» **Exercise instructions**
Quote, without change, all of the lines that follow.
(begin)
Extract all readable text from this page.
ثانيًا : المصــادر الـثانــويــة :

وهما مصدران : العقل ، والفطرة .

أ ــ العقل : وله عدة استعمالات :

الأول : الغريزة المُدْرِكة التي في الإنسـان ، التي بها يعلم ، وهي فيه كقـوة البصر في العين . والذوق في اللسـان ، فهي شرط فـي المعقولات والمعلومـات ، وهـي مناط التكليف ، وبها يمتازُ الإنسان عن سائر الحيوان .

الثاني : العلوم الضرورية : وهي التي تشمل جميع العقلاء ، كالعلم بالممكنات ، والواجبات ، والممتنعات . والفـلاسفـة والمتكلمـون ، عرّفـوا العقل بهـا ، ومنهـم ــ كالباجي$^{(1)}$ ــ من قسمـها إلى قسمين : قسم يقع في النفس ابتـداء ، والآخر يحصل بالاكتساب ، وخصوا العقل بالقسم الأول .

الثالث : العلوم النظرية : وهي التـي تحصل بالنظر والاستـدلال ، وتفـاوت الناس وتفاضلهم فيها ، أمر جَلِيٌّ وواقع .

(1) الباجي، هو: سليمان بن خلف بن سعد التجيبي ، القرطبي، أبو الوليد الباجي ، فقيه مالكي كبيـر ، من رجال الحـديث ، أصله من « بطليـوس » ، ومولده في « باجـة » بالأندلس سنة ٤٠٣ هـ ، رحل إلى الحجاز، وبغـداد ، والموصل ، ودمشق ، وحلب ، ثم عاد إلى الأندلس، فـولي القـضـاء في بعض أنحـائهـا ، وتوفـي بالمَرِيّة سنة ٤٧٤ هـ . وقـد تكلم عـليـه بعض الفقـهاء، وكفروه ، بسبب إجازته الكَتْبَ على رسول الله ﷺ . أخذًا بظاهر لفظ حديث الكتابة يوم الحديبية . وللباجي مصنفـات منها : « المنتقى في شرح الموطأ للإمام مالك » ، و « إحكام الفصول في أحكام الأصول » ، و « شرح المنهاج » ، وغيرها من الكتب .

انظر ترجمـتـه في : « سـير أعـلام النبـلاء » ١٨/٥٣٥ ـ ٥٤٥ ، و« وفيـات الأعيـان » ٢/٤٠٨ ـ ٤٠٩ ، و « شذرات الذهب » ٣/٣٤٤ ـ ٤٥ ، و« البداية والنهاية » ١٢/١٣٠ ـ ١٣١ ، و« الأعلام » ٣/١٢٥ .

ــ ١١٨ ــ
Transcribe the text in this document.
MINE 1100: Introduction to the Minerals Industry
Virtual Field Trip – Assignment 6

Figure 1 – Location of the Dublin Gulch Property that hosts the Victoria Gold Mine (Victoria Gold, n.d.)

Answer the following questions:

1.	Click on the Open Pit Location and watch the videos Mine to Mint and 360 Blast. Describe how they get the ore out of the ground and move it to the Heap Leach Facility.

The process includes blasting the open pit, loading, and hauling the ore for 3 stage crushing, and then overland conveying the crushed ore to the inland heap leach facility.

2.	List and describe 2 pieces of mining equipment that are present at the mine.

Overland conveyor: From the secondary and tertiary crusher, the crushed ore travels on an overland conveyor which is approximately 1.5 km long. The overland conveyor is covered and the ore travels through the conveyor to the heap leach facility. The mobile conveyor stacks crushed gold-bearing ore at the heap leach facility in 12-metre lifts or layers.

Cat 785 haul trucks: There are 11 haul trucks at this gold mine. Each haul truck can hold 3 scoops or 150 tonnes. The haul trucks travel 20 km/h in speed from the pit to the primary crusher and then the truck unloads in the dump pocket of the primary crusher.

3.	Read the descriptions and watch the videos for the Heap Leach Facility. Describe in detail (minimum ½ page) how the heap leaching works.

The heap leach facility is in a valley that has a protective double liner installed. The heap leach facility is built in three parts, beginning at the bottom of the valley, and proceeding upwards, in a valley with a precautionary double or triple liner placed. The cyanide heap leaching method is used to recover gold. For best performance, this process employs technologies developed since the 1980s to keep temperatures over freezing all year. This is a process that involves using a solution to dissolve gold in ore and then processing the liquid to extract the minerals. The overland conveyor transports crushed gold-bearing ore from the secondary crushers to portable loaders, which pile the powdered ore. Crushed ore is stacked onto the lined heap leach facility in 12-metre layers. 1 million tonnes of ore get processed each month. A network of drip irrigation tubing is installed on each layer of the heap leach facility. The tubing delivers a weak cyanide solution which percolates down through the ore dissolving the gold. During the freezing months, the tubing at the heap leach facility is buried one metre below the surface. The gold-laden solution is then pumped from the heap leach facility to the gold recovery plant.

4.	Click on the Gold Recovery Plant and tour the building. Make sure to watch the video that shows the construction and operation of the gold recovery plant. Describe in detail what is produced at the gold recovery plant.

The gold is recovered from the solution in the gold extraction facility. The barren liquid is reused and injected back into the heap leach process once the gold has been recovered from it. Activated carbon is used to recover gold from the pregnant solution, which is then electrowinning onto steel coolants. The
(end)
» **Task solution**
Extract all readable text from this page.
ثانيًا : المصــادر الـثانــويــة :

وهما مصدران : العقل ، والفطرة .

أ ــ العقل : وله عدة استعمالات :

الأول : الغريزة المُدْرِكة التي في الإنسـان ، التي بها يعلم ، وهي فيه كقـوة البصر في العين . والذوق في اللسـان ، فهي شرط فـي المعقولات والمعلومـات ، وهـي مناط التكليف ، وبها يمتازُ الإنسان عن سائر الحيوان .

الثاني : العلوم الضرورية : وهي التي تشمل جميع العقلاء ، كالعلم بالممكنات ، والواجبات ، والممتنعات . والفـلاسفـة والمتكلمـون ، عرّفـوا العقل بهـا ، ومنهـم ــ كالباجي$^{(1)}$ ــ من قسمـها إلى قسمين : قسم يقع في النفس ابتـداء ، والآخر يحصل بالاكتساب ، وخصوا العقل بالقسم الأول .

الثالث : العلوم النظرية : وهي التـي تحصل بالنظر والاستـدلال ، وتفـاوت الناس وتفاضلهم فيها ، أمر جَلِيٌّ وواقع .

(1) الباجي، هو: سليمان بن خلف بن سعد التجيبي ، القرطبي، أبو الوليد الباجي ، فقيه مالكي كبيـر ، من رجال الحـديث ، أصله من « بطليـوس » ، ومولده في « باجـة » بالأندلس سنة ٤٠٣ هـ ، رحل إلى الحجاز، وبغـداد ، والموصل ، ودمشق ، وحلب ، ثم عاد إلى الأندلس، فـولي القـضـاء في بعض أنحـائهـا ، وتوفـي بالمَرِيّة سنة ٤٧٤ هـ . وقـد تكلم عـليـه بعض الفقـهاء، وكفروه ، بسبب إجازته الكَتْبَ على رسول الله ﷺ . أخذًا بظاهر لفظ حديث الكتابة يوم الحديبية . وللباجي مصنفـات منها : « المنتقى في شرح الموطأ للإمام مالك » ، و « إحكام الفصول في أحكام الأصول » ، و « شرح المنهاج » ، وغيرها من الكتب .

انظر ترجمـتـه في : « سـير أعـلام النبـلاء » ١٨/٥٣٥ ـ ٥٤٥ ، و« وفيـات الأعيـان » ٢/٤٠٨ ـ ٤٠٩ ، و « شذرات الذهب » ٣/٣٤٤ ـ ٤٥ ، و« البداية والنهاية » ١٢/١٣٠ ـ ١٣١ ، و« الأعلام » ٣/١٢٥ .

ــ ١١٨ ــ
Transcribe the text in this document.
MINE 1100: Introduction to the Minerals Industry
Virtual Field Trip – Assignment 6

Figure 1 – Location of the Dublin Gulch Property that hosts the Victoria Gold Mine (Victoria Gold, n.d.)

Answer the following questions:

1.	Click on the Open Pit Location and watch the videos Mine to Mint and 360 Blast. Describe how they get the ore out of the ground and move it to the Heap Leach Facility.

The process includes blasting the open pit, loading, and hauling the ore for 3 stage crushing, and then overland conveying the crushed ore to the inland heap leach facility.

2.	List and describe 2 pieces of mining equipment that are present at the mine.

Overland conveyor: From the secondary and tertiary crusher, the crushed ore travels on an overland conveyor which is approximately 1.5 km long. The overland conveyor is covered and the ore travels through the conveyor to the heap leach facility. The mobile conveyor stacks crushed gold-bearing ore at the heap leach facility in 12-metre lifts or layers.

Cat 785 haul trucks: There are 11 haul trucks at this gold mine. Each haul truck can hold 3 scoops or 150 tonnes. The haul trucks travel 20 km/h in speed from the pit to the primary crusher and then the truck unloads in the dump pocket of the primary crusher.

3.	Read the descriptions and watch the videos for the Heap Leach Facility. Describe in detail (minimum ½ page) how the heap leaching works.

The heap leach facility is in a valley that has a protective double liner installed. The heap leach facility is built in three parts, beginning at the bottom of the valley, and proceeding upwards, in a valley with a precautionary double or triple liner placed. The cyanide heap leaching method is used to recover gold. For best performance, this process employs technologies developed since the 1980s to keep temperatures over freezing all year. This is a process that involves using a solution to dissolve gold in ore and then processing the liquid to extract the minerals. The overland conveyor transports crushed gold-bearing ore from the secondary crushers to portable loaders, which pile the powdered ore. Crushed ore is stacked onto the lined heap leach facility in 12-metre layers. 1 million tonnes of ore get processed each month. A network of drip irrigation tubing is installed on each layer of the heap leach facility. The tubing delivers a weak cyanide solution which percolates down through the ore dissolving the gold. During the freezing months, the tubing at the heap leach facility is buried one metre below the surface. The gold-laden solution is then pumped from the heap leach facility to the gold recovery plant.

4.	Click on the Gold Recovery Plant and tour the building. Make sure to watch the video that shows the construction and operation of the gold recovery plant. Describe in detail what is produced at the gold recovery plant.

The gold is recovered from the solution in the gold extraction facility. The barren liquid is reused and injected back into the heap leach process once the gold has been recovered from it. Activated carbon is used to recover gold from the pregnant solution, which is then electrowinning onto steel coolants. The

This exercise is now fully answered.